(Part of a data file)

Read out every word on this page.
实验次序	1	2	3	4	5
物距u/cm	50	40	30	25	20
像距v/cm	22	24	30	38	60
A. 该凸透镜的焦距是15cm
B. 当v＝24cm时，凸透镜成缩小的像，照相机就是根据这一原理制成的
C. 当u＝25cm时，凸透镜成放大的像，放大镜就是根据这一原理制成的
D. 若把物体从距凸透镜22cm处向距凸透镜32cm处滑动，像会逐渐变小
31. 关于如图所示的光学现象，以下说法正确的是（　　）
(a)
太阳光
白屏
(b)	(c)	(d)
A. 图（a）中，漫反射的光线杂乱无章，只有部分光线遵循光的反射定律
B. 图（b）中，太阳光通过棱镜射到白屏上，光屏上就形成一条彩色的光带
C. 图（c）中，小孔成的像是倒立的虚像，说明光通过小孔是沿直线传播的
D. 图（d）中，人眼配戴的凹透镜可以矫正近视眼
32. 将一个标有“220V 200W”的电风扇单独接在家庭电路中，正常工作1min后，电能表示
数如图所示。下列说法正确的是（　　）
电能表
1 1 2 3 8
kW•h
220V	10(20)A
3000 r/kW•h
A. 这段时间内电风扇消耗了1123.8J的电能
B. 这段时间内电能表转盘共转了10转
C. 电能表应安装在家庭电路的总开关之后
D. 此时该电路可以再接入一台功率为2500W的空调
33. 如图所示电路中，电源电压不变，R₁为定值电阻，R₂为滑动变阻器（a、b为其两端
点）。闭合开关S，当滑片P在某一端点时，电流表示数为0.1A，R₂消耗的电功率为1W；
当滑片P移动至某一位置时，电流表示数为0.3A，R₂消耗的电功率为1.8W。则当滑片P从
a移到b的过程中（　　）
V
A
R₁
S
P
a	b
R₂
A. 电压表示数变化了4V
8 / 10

> _GIVEN INSTRUCTION_
Extract all of the data shown above and repeat it verbatim.

> _SOLUTION FOR THIS PROBLEM_
Read out every word on this page.
实验次序	1	2	3	4	5
物距u/cm	50	40	30	25	20
像距v/cm	22	24	30	38	60
A. 该凸透镜的焦距是15cm
B. 当v＝24cm时，凸透镜成缩小的像，照相机就是根据这一原理制成的
C. 当u＝25cm时，凸透镜成放大的像，放大镜就是根据这一原理制成的
D. 若把物体从距凸透镜22cm处向距凸透镜32cm处滑动，像会逐渐变小
31. 关于如图所示的光学现象，以下说法正确的是（　　）
(a)
太阳光
白屏
(b)	(c)	(d)
A. 图（a）中，漫反射的光线杂乱无章，只有部分光线遵循光的反射定律
B. 图（b）中，太阳光通过棱镜射到白屏上，光屏上就形成一条彩色的光带
C. 图（c）中，小孔成的像是倒立的虚像，说明光通过小孔是沿直线传播的
D. 图（d）中，人眼配戴的凹透镜可以矫正近视眼
32. 将一个标有“220V 200W”的电风扇单独接在家庭电路中，正常工作1min后，电能表示
数如图所示。下列说法正确的是（　　）
电能表
1 1 2 3 8
kW•h
220V	10(20)A
3000 r/kW•h
A. 这段时间内电风扇消耗了1123.8J的电能
B. 这段时间内电能表转盘共转了10转
C. 电能表应安装在家庭电路的总开关之后
D. 此时该电路可以再接入一台功率为2500W的空调
33. 如图所示电路中，电源电压不变，R₁为定值电阻，R₂为滑动变阻器（a、b为其两端
点）。闭合开关S，当滑片P在某一端点时，电流表示数为0.1A，R₂消耗的电功率为1W；
当滑片P移动至某一位置时，电流表示数为0.3A，R₂消耗的电功率为1.8W。则当滑片P从
a移到b的过程中（　　）
V
A
R₁
S
P
a	b
R₂
A. 电压表示数变化了4V
8 / 10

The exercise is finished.